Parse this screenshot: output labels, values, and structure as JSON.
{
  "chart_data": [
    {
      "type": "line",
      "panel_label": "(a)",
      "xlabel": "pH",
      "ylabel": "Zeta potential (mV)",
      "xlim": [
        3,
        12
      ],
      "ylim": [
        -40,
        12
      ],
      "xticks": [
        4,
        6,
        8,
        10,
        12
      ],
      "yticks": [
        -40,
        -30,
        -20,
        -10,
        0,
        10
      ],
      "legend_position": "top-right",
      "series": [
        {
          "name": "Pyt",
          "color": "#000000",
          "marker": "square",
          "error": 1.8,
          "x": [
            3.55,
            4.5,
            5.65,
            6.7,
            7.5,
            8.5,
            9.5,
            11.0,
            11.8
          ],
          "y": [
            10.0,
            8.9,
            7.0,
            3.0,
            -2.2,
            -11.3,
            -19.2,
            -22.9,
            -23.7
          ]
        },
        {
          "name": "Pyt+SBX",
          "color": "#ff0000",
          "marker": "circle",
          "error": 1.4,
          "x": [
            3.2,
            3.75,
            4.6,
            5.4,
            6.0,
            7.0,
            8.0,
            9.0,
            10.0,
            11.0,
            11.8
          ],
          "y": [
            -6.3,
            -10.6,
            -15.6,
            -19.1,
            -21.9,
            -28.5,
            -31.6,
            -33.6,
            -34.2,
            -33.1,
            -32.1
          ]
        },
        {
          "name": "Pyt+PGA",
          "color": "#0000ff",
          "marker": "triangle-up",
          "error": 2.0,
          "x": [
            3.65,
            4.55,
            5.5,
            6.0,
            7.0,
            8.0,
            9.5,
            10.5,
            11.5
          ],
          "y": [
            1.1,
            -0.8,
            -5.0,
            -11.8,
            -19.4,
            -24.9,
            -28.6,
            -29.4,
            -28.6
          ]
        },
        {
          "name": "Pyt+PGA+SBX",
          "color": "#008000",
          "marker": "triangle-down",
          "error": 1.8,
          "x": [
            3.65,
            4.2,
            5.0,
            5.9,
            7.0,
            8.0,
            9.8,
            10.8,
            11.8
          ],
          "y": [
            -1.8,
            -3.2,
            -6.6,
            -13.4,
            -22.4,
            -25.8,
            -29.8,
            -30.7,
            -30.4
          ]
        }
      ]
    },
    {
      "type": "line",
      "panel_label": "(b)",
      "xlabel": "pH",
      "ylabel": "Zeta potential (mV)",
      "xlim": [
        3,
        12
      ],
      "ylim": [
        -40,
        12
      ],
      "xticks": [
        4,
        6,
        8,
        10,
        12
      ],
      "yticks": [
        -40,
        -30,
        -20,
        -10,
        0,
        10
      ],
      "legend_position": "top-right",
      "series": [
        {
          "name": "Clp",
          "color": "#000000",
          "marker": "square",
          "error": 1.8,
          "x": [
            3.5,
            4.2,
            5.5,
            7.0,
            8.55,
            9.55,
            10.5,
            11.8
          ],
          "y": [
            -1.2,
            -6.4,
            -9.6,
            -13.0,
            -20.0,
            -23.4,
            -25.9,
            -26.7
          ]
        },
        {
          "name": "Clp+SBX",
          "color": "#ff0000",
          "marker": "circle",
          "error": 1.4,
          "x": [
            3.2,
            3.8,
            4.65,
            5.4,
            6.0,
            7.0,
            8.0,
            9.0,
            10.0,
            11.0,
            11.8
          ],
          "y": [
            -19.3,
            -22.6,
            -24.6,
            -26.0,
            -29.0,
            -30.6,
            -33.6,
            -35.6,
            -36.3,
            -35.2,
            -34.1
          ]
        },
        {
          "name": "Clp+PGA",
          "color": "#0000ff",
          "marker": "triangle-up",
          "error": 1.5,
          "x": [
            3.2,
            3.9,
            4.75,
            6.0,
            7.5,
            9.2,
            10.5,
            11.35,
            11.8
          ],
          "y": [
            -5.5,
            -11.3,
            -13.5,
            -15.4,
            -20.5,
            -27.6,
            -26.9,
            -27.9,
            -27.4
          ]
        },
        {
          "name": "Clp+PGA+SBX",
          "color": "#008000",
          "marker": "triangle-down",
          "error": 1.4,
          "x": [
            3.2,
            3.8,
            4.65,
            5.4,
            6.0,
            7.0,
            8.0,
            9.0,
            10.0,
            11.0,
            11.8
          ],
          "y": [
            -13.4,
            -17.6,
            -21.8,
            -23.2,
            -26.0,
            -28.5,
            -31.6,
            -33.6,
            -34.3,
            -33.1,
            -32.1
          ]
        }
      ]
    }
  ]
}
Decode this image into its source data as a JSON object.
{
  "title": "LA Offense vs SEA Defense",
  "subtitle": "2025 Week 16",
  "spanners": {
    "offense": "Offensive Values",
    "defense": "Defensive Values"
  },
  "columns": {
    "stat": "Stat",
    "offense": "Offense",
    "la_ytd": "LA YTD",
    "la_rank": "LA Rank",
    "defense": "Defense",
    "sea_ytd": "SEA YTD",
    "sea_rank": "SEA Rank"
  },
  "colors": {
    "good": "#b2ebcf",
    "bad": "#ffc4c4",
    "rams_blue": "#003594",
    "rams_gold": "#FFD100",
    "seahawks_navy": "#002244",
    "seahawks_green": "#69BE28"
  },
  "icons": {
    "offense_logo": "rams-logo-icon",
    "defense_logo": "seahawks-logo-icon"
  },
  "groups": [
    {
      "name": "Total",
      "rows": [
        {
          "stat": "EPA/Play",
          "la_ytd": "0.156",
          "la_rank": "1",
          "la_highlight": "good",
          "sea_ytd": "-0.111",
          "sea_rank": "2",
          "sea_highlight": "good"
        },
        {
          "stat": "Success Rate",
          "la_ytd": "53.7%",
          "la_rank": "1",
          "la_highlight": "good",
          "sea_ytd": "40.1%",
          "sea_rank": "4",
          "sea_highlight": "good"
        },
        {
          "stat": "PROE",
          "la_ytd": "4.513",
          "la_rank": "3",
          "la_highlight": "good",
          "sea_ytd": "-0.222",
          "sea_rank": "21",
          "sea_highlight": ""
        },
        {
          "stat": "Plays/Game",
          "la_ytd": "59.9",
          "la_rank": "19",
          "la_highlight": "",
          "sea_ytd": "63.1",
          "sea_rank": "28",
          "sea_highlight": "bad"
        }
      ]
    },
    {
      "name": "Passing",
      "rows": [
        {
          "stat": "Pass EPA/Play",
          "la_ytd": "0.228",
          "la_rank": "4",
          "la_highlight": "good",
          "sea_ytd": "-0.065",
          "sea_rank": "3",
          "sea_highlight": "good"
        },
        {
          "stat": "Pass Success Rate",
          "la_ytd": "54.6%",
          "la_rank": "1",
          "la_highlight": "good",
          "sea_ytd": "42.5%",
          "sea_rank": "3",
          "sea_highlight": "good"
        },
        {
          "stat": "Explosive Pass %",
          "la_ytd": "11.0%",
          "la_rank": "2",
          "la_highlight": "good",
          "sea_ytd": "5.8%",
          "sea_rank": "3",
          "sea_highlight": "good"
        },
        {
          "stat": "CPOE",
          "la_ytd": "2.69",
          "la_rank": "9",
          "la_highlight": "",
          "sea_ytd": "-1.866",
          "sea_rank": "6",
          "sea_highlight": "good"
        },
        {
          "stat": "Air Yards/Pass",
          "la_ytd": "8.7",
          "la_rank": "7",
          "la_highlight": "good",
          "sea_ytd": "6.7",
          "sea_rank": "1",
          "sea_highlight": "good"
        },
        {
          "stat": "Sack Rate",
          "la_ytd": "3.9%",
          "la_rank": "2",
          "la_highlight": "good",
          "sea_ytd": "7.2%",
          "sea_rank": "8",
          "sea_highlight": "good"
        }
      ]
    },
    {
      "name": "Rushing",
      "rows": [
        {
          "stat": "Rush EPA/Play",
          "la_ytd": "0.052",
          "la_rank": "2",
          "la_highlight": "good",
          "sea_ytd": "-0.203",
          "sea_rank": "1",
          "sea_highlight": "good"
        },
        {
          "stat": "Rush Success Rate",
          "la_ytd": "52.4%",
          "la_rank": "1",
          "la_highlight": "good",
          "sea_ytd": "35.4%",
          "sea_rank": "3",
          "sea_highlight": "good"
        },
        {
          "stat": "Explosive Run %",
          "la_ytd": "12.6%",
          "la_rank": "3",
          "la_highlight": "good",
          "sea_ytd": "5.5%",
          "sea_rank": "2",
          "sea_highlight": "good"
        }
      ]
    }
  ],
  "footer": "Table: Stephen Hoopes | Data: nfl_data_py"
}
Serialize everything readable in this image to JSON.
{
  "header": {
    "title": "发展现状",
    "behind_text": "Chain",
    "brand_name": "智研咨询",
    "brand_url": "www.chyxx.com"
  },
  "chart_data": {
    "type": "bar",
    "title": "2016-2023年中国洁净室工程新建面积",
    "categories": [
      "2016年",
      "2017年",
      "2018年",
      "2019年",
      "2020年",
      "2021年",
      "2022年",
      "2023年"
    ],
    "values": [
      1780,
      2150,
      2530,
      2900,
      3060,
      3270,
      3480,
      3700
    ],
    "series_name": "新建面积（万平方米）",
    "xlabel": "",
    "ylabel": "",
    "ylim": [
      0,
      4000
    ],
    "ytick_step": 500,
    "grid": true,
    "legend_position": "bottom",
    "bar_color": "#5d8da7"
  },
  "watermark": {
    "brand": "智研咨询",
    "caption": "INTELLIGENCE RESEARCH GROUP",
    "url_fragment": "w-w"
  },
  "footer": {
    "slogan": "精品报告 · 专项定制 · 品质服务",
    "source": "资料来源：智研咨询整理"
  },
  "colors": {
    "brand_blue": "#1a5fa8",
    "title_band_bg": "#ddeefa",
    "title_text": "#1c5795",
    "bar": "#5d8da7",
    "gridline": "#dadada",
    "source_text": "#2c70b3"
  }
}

▶ **Goal**
Copy exactly, word for word, the line with "Serialize everything readable" through the final line of the listing.

▶ **Solution to the problem**
Serialize everything readable in this image to JSON.
{
  "header": {
    "title": "发展现状",
    "behind_text": "Chain",
    "brand_name": "智研咨询",
    "brand_url": "www.chyxx.com"
  },
  "chart_data": {
    "type": "bar",
    "title": "2016-2023年中国洁净室工程新建面积",
    "categories": [
      "2016年",
      "2017年",
      "2018年",
      "2019年",
      "2020年",
      "2021年",
      "2022年",
      "2023年"
    ],
    "values": [
      1780,
      2150,
      2530,
      2900,
      3060,
      3270,
      3480,
      3700
    ],
    "series_name": "新建面积（万平方米）",
    "xlabel": "",
    "ylabel": "",
    "ylim": [
      0,
      4000
    ],
    "ytick_step": 500,
    "grid": true,
    "legend_position": "bottom",
    "bar_color": "#5d8da7"
  },
  "watermark": {
    "brand": "智研咨询",
    "caption": "INTELLIGENCE RESEARCH GROUP",
    "url_fragment": "w-w"
  },
  "footer": {
    "slogan": "精品报告 · 专项定制 · 品质服务",
    "source": "资料来源：智研咨询整理"
  },
  "colors": {
    "brand_blue": "#1a5fa8",
    "title_band_bg": "#ddeefa",
    "title_text": "#1c5795",
    "bar": "#5d8da7",
    "gridline": "#dadada",
    "source_text": "#2c70b3"
  }
}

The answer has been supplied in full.